• Short problem: Please quote the material exactly, every line of it.

(Extracted data entries)
>> start

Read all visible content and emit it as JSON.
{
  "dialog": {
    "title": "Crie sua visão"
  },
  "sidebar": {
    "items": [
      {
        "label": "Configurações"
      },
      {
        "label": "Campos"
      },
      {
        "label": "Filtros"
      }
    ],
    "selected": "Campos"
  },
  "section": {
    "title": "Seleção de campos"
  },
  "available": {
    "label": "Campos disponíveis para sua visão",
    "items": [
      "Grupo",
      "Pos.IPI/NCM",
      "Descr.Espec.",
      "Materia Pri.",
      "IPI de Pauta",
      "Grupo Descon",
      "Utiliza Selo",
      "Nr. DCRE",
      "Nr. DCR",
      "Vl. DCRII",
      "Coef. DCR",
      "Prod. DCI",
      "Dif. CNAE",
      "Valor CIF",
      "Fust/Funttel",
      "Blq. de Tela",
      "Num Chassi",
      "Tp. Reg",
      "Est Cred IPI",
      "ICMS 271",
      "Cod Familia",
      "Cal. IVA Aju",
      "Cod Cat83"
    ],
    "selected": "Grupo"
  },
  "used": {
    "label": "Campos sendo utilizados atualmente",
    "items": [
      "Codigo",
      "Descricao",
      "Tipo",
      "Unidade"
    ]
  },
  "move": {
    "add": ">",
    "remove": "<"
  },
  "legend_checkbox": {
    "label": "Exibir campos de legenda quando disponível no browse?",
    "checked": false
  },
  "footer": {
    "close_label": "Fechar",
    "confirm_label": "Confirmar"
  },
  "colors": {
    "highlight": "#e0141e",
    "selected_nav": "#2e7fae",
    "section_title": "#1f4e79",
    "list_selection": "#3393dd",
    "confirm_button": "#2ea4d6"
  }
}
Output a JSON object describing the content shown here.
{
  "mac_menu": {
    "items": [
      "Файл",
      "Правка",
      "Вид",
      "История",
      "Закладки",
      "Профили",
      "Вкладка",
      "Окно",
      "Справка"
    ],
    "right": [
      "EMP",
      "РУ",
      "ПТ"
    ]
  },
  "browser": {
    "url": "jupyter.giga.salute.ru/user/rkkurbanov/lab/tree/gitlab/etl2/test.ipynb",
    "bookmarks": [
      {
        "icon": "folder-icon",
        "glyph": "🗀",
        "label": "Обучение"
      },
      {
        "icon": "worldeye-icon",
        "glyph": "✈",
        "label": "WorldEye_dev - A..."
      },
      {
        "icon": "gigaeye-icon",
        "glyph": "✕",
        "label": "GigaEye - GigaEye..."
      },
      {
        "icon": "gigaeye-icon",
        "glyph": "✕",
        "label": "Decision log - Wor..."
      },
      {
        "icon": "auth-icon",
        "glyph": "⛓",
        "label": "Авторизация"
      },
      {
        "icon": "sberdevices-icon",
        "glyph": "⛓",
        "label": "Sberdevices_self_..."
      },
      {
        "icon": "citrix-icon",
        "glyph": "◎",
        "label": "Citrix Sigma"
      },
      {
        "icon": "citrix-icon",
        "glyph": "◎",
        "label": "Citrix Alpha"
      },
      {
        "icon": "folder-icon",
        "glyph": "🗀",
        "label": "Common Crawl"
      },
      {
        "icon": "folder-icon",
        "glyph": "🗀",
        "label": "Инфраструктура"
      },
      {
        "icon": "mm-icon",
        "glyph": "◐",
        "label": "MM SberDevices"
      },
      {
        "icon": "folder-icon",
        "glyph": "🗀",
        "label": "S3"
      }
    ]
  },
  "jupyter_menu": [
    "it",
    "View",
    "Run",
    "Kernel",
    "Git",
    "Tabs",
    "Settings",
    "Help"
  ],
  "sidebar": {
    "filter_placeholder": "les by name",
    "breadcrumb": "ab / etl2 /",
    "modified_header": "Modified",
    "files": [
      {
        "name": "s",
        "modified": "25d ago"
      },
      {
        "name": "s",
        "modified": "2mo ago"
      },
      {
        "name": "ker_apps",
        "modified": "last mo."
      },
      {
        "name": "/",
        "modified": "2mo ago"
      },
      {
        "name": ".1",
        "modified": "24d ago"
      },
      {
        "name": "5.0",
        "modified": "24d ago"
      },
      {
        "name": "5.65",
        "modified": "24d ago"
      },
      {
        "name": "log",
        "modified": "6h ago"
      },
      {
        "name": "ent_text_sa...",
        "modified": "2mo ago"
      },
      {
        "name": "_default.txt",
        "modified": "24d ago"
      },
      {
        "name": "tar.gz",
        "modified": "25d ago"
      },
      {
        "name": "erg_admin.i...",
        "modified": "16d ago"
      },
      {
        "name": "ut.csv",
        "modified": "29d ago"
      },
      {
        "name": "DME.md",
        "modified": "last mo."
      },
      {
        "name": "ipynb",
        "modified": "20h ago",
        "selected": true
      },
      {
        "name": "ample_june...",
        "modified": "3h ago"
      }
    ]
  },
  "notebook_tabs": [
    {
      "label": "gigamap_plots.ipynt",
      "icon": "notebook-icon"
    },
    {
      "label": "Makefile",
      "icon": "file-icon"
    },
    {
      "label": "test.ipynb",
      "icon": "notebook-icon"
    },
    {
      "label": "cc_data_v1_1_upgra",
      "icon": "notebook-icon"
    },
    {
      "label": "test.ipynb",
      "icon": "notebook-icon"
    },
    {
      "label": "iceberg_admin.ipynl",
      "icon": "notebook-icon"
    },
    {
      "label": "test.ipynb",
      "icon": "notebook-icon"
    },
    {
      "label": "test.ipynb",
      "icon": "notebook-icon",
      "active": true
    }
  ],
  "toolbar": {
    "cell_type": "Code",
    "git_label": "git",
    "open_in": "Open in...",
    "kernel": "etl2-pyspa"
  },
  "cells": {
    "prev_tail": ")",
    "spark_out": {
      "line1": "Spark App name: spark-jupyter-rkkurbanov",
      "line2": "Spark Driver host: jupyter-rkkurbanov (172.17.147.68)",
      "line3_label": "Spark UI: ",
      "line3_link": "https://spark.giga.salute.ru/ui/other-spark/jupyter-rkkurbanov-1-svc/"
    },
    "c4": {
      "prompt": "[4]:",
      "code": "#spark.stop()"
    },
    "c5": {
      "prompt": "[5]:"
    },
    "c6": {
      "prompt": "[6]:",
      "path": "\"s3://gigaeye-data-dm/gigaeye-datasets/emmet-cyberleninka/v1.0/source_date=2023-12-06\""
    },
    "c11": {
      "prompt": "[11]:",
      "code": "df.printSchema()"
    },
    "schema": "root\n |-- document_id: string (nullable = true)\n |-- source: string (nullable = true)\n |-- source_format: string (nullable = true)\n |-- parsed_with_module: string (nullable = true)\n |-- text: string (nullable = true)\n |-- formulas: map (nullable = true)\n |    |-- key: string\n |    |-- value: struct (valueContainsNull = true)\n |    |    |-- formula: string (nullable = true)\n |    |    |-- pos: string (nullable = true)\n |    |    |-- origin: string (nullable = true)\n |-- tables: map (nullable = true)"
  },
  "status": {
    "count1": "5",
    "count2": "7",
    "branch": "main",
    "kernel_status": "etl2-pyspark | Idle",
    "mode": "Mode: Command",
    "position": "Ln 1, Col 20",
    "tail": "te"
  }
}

>> end

• Result:
Read all visible content and emit it as JSON.
{
  "dialog": {
    "title": "Crie sua visão"
  },
  "sidebar": {
    "items": [
      {
        "label": "Configurações"
      },
      {
        "label": "Campos"
      },
      {
        "label": "Filtros"
      }
    ],
    "selected": "Campos"
  },
  "section": {
    "title": "Seleção de campos"
  },
  "available": {
    "label": "Campos disponíveis para sua visão",
    "items": [
      "Grupo",
      "Pos.IPI/NCM",
      "Descr.Espec.",
      "Materia Pri.",
      "IPI de Pauta",
      "Grupo Descon",
      "Utiliza Selo",
      "Nr. DCRE",
      "Nr. DCR",
      "Vl. DCRII",
      "Coef. DCR",
      "Prod. DCI",
      "Dif. CNAE",
      "Valor CIF",
      "Fust/Funttel",
      "Blq. de Tela",
      "Num Chassi",
      "Tp. Reg",
      "Est Cred IPI",
      "ICMS 271",
      "Cod Familia",
      "Cal. IVA Aju",
      "Cod Cat83"
    ],
    "selected": "Grupo"
  },
  "used": {
    "label": "Campos sendo utilizados atualmente",
    "items": [
      "Codigo",
      "Descricao",
      "Tipo",
      "Unidade"
    ]
  },
  "move": {
    "add": ">",
    "remove": "<"
  },
  "legend_checkbox": {
    "label": "Exibir campos de legenda quando disponível no browse?",
    "checked": false
  },
  "footer": {
    "close_label": "Fechar",
    "confirm_label": "Confirmar"
  },
  "colors": {
    "highlight": "#e0141e",
    "selected_nav": "#2e7fae",
    "section_title": "#1f4e79",
    "list_selection": "#3393dd",
    "confirm_button": "#2ea4d6"
  }
}
Output a JSON object describing the content shown here.
{
  "mac_menu": {
    "items": [
      "Файл",
      "Правка",
      "Вид",
      "История",
      "Закладки",
      "Профили",
      "Вкладка",
      "Окно",
      "Справка"
    ],
    "right": [
      "EMP",
      "РУ",
      "ПТ"
    ]
  },
  "browser": {
    "url": "jupyter.giga.salute.ru/user/rkkurbanov/lab/tree/gitlab/etl2/test.ipynb",
    "bookmarks": [
      {
        "icon": "folder-icon",
        "glyph": "🗀",
        "label": "Обучение"
      },
      {
        "icon": "worldeye-icon",
        "glyph": "✈",
        "label": "WorldEye_dev - A..."
      },
      {
        "icon": "gigaeye-icon",
        "glyph": "✕",
        "label": "GigaEye - GigaEye..."
      },
      {
        "icon": "gigaeye-icon",
        "glyph": "✕",
        "label": "Decision log - Wor..."
      },
      {
        "icon": "auth-icon",
        "glyph": "⛓",
        "label": "Авторизация"
      },
      {
        "icon": "sberdevices-icon",
        "glyph": "⛓",
        "label": "Sberdevices_self_..."
      },
      {
        "icon": "citrix-icon",
        "glyph": "◎",
        "label": "Citrix Sigma"
      },
      {
        "icon": "citrix-icon",
        "glyph": "◎",
        "label": "Citrix Alpha"
      },
      {
        "icon": "folder-icon",
        "glyph": "🗀",
        "label": "Common Crawl"
      },
      {
        "icon": "folder-icon",
        "glyph": "🗀",
        "label": "Инфраструктура"
      },
      {
        "icon": "mm-icon",
        "glyph": "◐",
        "label": "MM SberDevices"
      },
      {
        "icon": "folder-icon",
        "glyph": "🗀",
        "label": "S3"
      }
    ]
  },
  "jupyter_menu": [
    "it",
    "View",
    "Run",
    "Kernel",
    "Git",
    "Tabs",
    "Settings",
    "Help"
  ],
  "sidebar": {
    "filter_placeholder": "les by name",
    "breadcrumb": "ab / etl2 /",
    "modified_header": "Modified",
    "files": [
      {
        "name": "s",
        "modified": "25d ago"
      },
      {
        "name": "s",
        "modified": "2mo ago"
      },
      {
        "name": "ker_apps",
        "modified": "last mo."
      },
      {
        "name": "/",
        "modified": "2mo ago"
      },
      {
        "name": ".1",
        "modified": "24d ago"
      },
      {
        "name": "5.0",
        "modified": "24d ago"
      },
      {
        "name": "5.65",
        "modified": "24d ago"
      },
      {
        "name": "log",
        "modified": "6h ago"
      },
      {
        "name": "ent_text_sa...",
        "modified": "2mo ago"
      },
      {
        "name": "_default.txt",
        "modified": "24d ago"
      },
      {
        "name": "tar.gz",
        "modified": "25d ago"
      },
      {
        "name": "erg_admin.i...",
        "modified": "16d ago"
      },
      {
        "name": "ut.csv",
        "modified": "29d ago"
      },
      {
        "name": "DME.md",
        "modified": "last mo."
      },
      {
        "name": "ipynb",
        "modified": "20h ago",
        "selected": true
      },
      {
        "name": "ample_june...",
        "modified": "3h ago"
      }
    ]
  },
  "notebook_tabs": [
    {
      "label": "gigamap_plots.ipynt",
      "icon": "notebook-icon"
    },
    {
      "label": "Makefile",
      "icon": "file-icon"
    },
    {
      "label": "test.ipynb",
      "icon": "notebook-icon"
    },
    {
      "label": "cc_data_v1_1_upgra",
      "icon": "notebook-icon"
    },
    {
      "label": "test.ipynb",
      "icon": "notebook-icon"
    },
    {
      "label": "iceberg_admin.ipynl",
      "icon": "notebook-icon"
    },
    {
      "label": "test.ipynb",
      "icon": "notebook-icon"
    },
    {
      "label": "test.ipynb",
      "icon": "notebook-icon",
      "active": true
    }
  ],
  "toolbar": {
    "cell_type": "Code",
    "git_label": "git",
    "open_in": "Open in...",
    "kernel": "etl2-pyspa"
  },
  "cells": {
    "prev_tail": ")",
    "spark_out": {
      "line1": "Spark App name: spark-jupyter-rkkurbanov",
      "line2": "Spark Driver host: jupyter-rkkurbanov (172.17.147.68)",
      "line3_label": "Spark UI: ",
      "line3_link": "https://spark.giga.salute.ru/ui/other-spark/jupyter-rkkurbanov-1-svc/"
    },
    "c4": {
      "prompt": "[4]:",
      "code": "#spark.stop()"
    },
    "c5": {
      "prompt": "[5]:"
    },
    "c6": {
      "prompt": "[6]:",
      "path": "\"s3://gigaeye-data-dm/gigaeye-datasets/emmet-cyberleninka/v1.0/source_date=2023-12-06\""
    },
    "c11": {
      "prompt": "[11]:",
      "code": "df.printSchema()"
    },
    "schema": "root\n |-- document_id: string (nullable = true)\n |-- source: string (nullable = true)\n |-- source_format: string (nullable = true)\n |-- parsed_with_module: string (nullable = true)\n |-- text: string (nullable = true)\n |-- formulas: map (nullable = true)\n |    |-- key: string\n |    |-- value: struct (valueContainsNull = true)\n |    |    |-- formula: string (nullable = true)\n |    |    |-- pos: string (nullable = true)\n |    |    |-- origin: string (nullable = true)\n |-- tables: map (nullable = true)"
  },
  "status": {
    "count1": "5",
    "count2": "7",
    "branch": "main",
    "kernel_status": "etl2-pyspark | Idle",
    "mode": "Mode: Command",
    "position": "Ln 1, Col 20",
    "tail": "te"
  }
}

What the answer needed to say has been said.